SET EXERCISE:
Answer these from the passage on East Burdwan's politics:
1. How many of East Burdwan's 16 seats did the TMC win in the 2016 polls?
2. Which constituency is Saikat Panja an MLA from?
3. On what date do the remaining seats go to the polls?

With 2.5 crore metric tonnes of paddy a year, and almost every family engaged in farming, East Burdwan district is the rice bowl of West Bengal. Politics here has long revolved around the land, helping the CPM gain a foothold following its government’s land reforms in 1977, and the TMC to make its way in with its Ma, Maati, Manush campaign. In the 2016 polls, the TMC won 13 of East Burdwan’s 16 seats, and retained support in the 2019 Lok Sabha elections.
However, in this election, the TMC is fighting allegations of corruption by local leaders even as its sitting Bardhaman Purba Lok Sabha MP Sunil Mondol, and two of its MLAs, Biswajit Kundu from Kalna and Saikat Panja from Manteswar, are contesting on BJP tickets.
Eight of the 16 seats vote on Saturday, with the remaining going to polls on April 22.

MATERIAL:
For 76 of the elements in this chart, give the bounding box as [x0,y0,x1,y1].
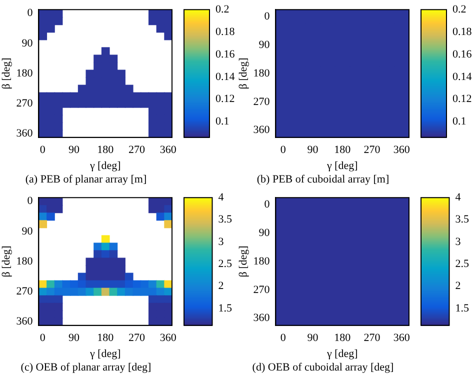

THE COMPLETED TASK:
1. 13
2. Manteswar
3. April 22